Saved entries:
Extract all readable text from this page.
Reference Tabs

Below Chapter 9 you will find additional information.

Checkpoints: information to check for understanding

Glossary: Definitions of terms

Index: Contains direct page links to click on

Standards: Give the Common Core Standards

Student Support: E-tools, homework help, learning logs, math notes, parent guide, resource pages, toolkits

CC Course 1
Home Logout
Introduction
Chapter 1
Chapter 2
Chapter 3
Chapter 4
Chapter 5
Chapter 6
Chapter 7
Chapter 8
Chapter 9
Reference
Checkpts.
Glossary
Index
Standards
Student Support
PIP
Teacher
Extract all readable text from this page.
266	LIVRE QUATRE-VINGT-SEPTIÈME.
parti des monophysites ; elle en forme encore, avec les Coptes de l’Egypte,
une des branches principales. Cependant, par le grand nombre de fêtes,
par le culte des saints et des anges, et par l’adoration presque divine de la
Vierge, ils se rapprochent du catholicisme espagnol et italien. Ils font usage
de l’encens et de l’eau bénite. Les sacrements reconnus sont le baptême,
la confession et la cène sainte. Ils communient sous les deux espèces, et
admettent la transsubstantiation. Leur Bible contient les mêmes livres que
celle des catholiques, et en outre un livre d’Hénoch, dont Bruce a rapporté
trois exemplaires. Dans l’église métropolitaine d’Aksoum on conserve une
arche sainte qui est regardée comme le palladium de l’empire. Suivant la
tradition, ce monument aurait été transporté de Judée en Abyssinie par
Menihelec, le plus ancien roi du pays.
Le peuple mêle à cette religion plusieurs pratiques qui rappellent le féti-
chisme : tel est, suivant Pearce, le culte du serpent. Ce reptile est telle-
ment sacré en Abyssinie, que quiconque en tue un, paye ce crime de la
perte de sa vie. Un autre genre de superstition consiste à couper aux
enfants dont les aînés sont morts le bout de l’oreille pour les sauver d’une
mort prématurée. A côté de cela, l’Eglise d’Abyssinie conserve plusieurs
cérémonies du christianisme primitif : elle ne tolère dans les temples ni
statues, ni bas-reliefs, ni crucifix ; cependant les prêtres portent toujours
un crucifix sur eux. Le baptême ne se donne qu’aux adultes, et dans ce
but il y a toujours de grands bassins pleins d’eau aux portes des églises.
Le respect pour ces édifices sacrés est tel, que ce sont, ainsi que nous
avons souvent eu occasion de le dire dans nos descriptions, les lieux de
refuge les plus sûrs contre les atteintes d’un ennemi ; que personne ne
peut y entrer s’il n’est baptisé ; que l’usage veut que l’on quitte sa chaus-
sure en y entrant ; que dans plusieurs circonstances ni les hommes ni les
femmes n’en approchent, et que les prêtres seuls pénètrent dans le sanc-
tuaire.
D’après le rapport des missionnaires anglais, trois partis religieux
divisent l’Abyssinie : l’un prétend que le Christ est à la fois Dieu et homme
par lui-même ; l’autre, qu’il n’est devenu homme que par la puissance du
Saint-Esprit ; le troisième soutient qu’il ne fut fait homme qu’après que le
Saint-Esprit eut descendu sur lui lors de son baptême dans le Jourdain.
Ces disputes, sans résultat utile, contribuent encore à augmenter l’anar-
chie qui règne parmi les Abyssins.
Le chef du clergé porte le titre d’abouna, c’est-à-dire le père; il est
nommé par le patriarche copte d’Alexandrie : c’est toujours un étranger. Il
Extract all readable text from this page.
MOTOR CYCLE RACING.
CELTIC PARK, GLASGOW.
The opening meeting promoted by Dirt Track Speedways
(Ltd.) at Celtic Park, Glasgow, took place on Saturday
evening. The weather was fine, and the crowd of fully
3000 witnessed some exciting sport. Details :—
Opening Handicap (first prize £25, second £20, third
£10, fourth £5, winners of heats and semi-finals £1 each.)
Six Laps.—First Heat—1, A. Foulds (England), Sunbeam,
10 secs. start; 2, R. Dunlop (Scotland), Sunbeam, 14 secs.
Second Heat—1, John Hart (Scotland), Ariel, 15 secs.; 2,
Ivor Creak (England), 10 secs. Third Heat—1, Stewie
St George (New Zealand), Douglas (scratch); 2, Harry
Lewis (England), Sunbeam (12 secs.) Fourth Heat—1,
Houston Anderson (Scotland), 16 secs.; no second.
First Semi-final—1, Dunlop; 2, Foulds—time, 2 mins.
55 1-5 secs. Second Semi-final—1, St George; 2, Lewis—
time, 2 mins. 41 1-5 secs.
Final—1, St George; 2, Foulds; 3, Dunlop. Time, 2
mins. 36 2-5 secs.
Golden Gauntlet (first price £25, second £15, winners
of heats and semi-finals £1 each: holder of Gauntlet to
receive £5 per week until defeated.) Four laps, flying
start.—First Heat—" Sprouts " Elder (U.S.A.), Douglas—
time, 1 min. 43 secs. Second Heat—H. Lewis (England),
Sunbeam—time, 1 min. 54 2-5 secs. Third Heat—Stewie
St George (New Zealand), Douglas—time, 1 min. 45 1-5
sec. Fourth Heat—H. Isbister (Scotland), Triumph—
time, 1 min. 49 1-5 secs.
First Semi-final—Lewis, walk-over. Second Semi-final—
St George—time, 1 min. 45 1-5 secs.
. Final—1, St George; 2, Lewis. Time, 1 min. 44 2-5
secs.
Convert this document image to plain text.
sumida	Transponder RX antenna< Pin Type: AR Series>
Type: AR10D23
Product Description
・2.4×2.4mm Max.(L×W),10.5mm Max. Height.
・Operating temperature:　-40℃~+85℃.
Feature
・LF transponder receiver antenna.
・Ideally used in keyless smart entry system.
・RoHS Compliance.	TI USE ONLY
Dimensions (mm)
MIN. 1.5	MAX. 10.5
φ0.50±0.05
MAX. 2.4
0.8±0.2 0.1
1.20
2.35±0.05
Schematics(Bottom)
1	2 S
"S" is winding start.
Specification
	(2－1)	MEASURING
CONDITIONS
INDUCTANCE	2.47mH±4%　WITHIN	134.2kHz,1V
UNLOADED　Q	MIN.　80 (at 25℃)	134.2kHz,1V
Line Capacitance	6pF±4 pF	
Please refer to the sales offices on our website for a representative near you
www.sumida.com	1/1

_Aim of the task_
Pull out each record as written and restate it exactly.

_Result below_
Extract all readable text from this page.
Reference Tabs

Below Chapter 9 you will find additional information.

Checkpoints: information to check for understanding

Glossary: Definitions of terms

Index: Contains direct page links to click on

Standards: Give the Common Core Standards

Student Support: E-tools, homework help, learning logs, math notes, parent guide, resource pages, toolkits

CC Course 1
Home Logout
Introduction
Chapter 1
Chapter 2
Chapter 3
Chapter 4
Chapter 5
Chapter 6
Chapter 7
Chapter 8
Chapter 9
Reference
Checkpts.
Glossary
Index
Standards
Student Support
PIP
Teacher
Extract all readable text from this page.
266	LIVRE QUATRE-VINGT-SEPTIÈME.
parti des monophysites ; elle en forme encore, avec les Coptes de l’Egypte,
une des branches principales. Cependant, par le grand nombre de fêtes,
par le culte des saints et des anges, et par l’adoration presque divine de la
Vierge, ils se rapprochent du catholicisme espagnol et italien. Ils font usage
de l’encens et de l’eau bénite. Les sacrements reconnus sont le baptême,
la confession et la cène sainte. Ils communient sous les deux espèces, et
admettent la transsubstantiation. Leur Bible contient les mêmes livres que
celle des catholiques, et en outre un livre d’Hénoch, dont Bruce a rapporté
trois exemplaires. Dans l’église métropolitaine d’Aksoum on conserve une
arche sainte qui est regardée comme le palladium de l’empire. Suivant la
tradition, ce monument aurait été transporté de Judée en Abyssinie par
Menihelec, le plus ancien roi du pays.
Le peuple mêle à cette religion plusieurs pratiques qui rappellent le féti-
chisme : tel est, suivant Pearce, le culte du serpent. Ce reptile est telle-
ment sacré en Abyssinie, que quiconque en tue un, paye ce crime de la
perte de sa vie. Un autre genre de superstition consiste à couper aux
enfants dont les aînés sont morts le bout de l’oreille pour les sauver d’une
mort prématurée. A côté de cela, l’Eglise d’Abyssinie conserve plusieurs
cérémonies du christianisme primitif : elle ne tolère dans les temples ni
statues, ni bas-reliefs, ni crucifix ; cependant les prêtres portent toujours
un crucifix sur eux. Le baptême ne se donne qu’aux adultes, et dans ce
but il y a toujours de grands bassins pleins d’eau aux portes des églises.
Le respect pour ces édifices sacrés est tel, que ce sont, ainsi que nous
avons souvent eu occasion de le dire dans nos descriptions, les lieux de
refuge les plus sûrs contre les atteintes d’un ennemi ; que personne ne
peut y entrer s’il n’est baptisé ; que l’usage veut que l’on quitte sa chaus-
sure en y entrant ; que dans plusieurs circonstances ni les hommes ni les
femmes n’en approchent, et que les prêtres seuls pénètrent dans le sanc-
tuaire.
D’après le rapport des missionnaires anglais, trois partis religieux
divisent l’Abyssinie : l’un prétend que le Christ est à la fois Dieu et homme
par lui-même ; l’autre, qu’il n’est devenu homme que par la puissance du
Saint-Esprit ; le troisième soutient qu’il ne fut fait homme qu’après que le
Saint-Esprit eut descendu sur lui lors de son baptême dans le Jourdain.
Ces disputes, sans résultat utile, contribuent encore à augmenter l’anar-
chie qui règne parmi les Abyssins.
Le chef du clergé porte le titre d’abouna, c’est-à-dire le père; il est
nommé par le patriarche copte d’Alexandrie : c’est toujours un étranger. Il
Extract all readable text from this page.
MOTOR CYCLE RACING.
CELTIC PARK, GLASGOW.
The opening meeting promoted by Dirt Track Speedways
(Ltd.) at Celtic Park, Glasgow, took place on Saturday
evening. The weather was fine, and the crowd of fully
3000 witnessed some exciting sport. Details :—
Opening Handicap (first prize £25, second £20, third
£10, fourth £5, winners of heats and semi-finals £1 each.)
Six Laps.—First Heat—1, A. Foulds (England), Sunbeam,
10 secs. start; 2, R. Dunlop (Scotland), Sunbeam, 14 secs.
Second Heat—1, John Hart (Scotland), Ariel, 15 secs.; 2,
Ivor Creak (England), 10 secs. Third Heat—1, Stewie
St George (New Zealand), Douglas (scratch); 2, Harry
Lewis (England), Sunbeam (12 secs.) Fourth Heat—1,
Houston Anderson (Scotland), 16 secs.; no second.
First Semi-final—1, Dunlop; 2, Foulds—time, 2 mins.
55 1-5 secs. Second Semi-final—1, St George; 2, Lewis—
time, 2 mins. 41 1-5 secs.
Final—1, St George; 2, Foulds; 3, Dunlop. Time, 2
mins. 36 2-5 secs.
Golden Gauntlet (first price £25, second £15, winners
of heats and semi-finals £1 each: holder of Gauntlet to
receive £5 per week until defeated.) Four laps, flying
start.—First Heat—" Sprouts " Elder (U.S.A.), Douglas—
time, 1 min. 43 secs. Second Heat—H. Lewis (England),
Sunbeam—time, 1 min. 54 2-5 secs. Third Heat—Stewie
St George (New Zealand), Douglas—time, 1 min. 45 1-5
sec. Fourth Heat—H. Isbister (Scotland), Triumph—
time, 1 min. 49 1-5 secs.
First Semi-final—Lewis, walk-over. Second Semi-final—
St George—time, 1 min. 45 1-5 secs.
. Final—1, St George; 2, Lewis. Time, 1 min. 44 2-5
secs.
Convert this document image to plain text.
sumida	Transponder RX antenna< Pin Type: AR Series>
Type: AR10D23
Product Description
・2.4×2.4mm Max.(L×W),10.5mm Max. Height.
・Operating temperature:　-40℃~+85℃.
Feature
・LF transponder receiver antenna.
・Ideally used in keyless smart entry system.
・RoHS Compliance.	TI USE ONLY
Dimensions (mm)
MIN. 1.5	MAX. 10.5
φ0.50±0.05
MAX. 2.4
0.8±0.2 0.1
1.20
2.35±0.05
Schematics(Bottom)
1	2 S
"S" is winding start.
Specification
	(2－1)	MEASURING
CONDITIONS
INDUCTANCE	2.47mH±4%　WITHIN	134.2kHz,1V
UNLOADED　Q	MIN.　80 (at 25℃)	134.2kHz,1V
Line Capacitance	6pF±4 pF	
Please refer to the sales offices on our website for a representative near you
www.sumida.com	1/1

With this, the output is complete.